Each entry below is to be given again word for word, with no pictures.
━━ Available records
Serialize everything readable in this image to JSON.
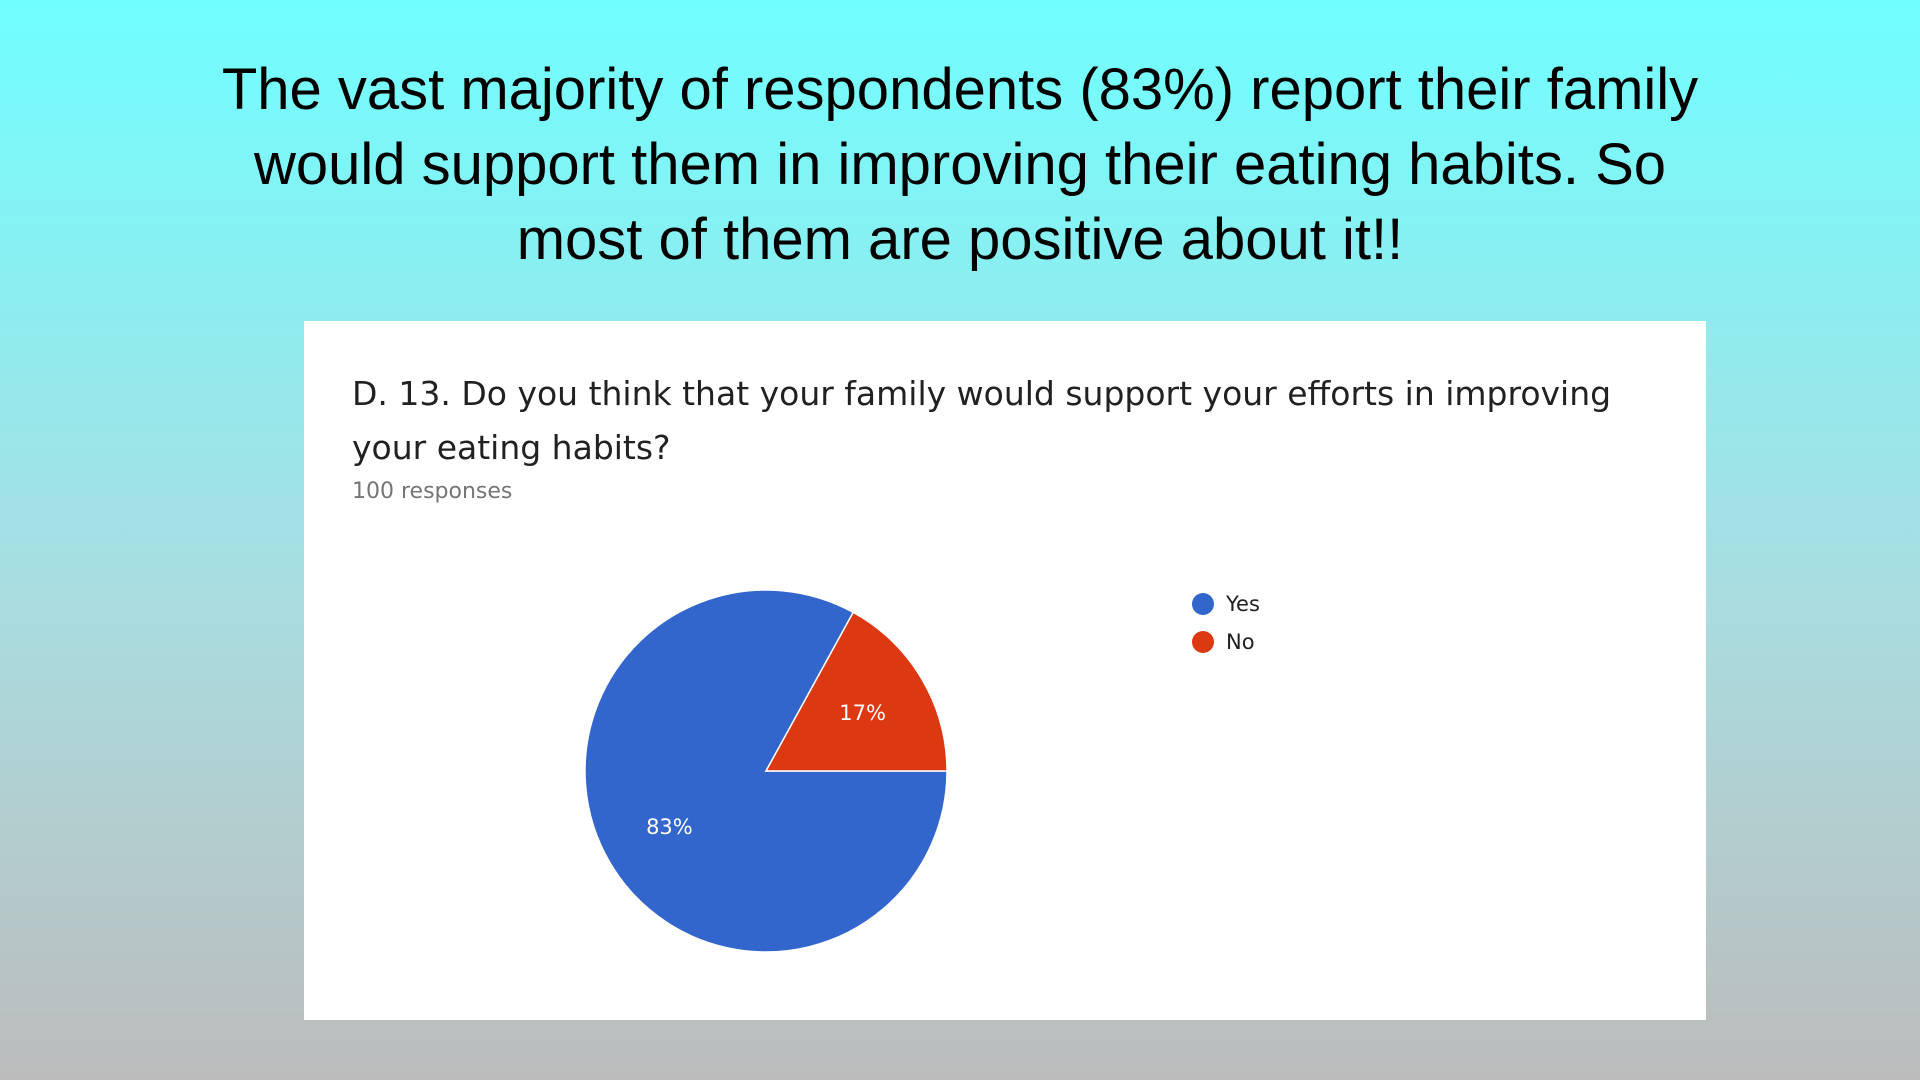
{
  "slide": {
    "title_lines": [
      "The vast majority of respondents (83%) report their family",
      "would support them in improving their eating habits. So",
      "most of them are positive about it!!"
    ]
  },
  "chart_data": {
    "type": "pie",
    "title": "D. 13. Do you think that your family would support your efforts in improving your eating habits?",
    "subtitle": "100 responses",
    "categories": [
      "Yes",
      "No"
    ],
    "values": [
      83,
      17
    ],
    "labels": [
      "83%",
      "17%"
    ],
    "colors": [
      "#3366cc",
      "#dc3912"
    ],
    "legend_position": "right"
  }
}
━━━━
### Task output
Serialize everything readable in this image to JSON.
{
  "slide": {
    "title_lines": [
      "The vast majority of respondents (83%) report their family",
      "would support them in improving their eating habits. So",
      "most of them are positive about it!!"
    ]
  },
  "chart_data": {
    "type": "pie",
    "title": "D. 13. Do you think that your family would support your efforts in improving your eating habits?",
    "subtitle": "100 responses",
    "categories": [
      "Yes",
      "No"
    ],
    "values": [
      83,
      17
    ],
    "labels": [
      "83%",
      "17%"
    ],
    "colors": [
      "#3366cc",
      "#dc3912"
    ],
    "legend_position": "right"
  }
}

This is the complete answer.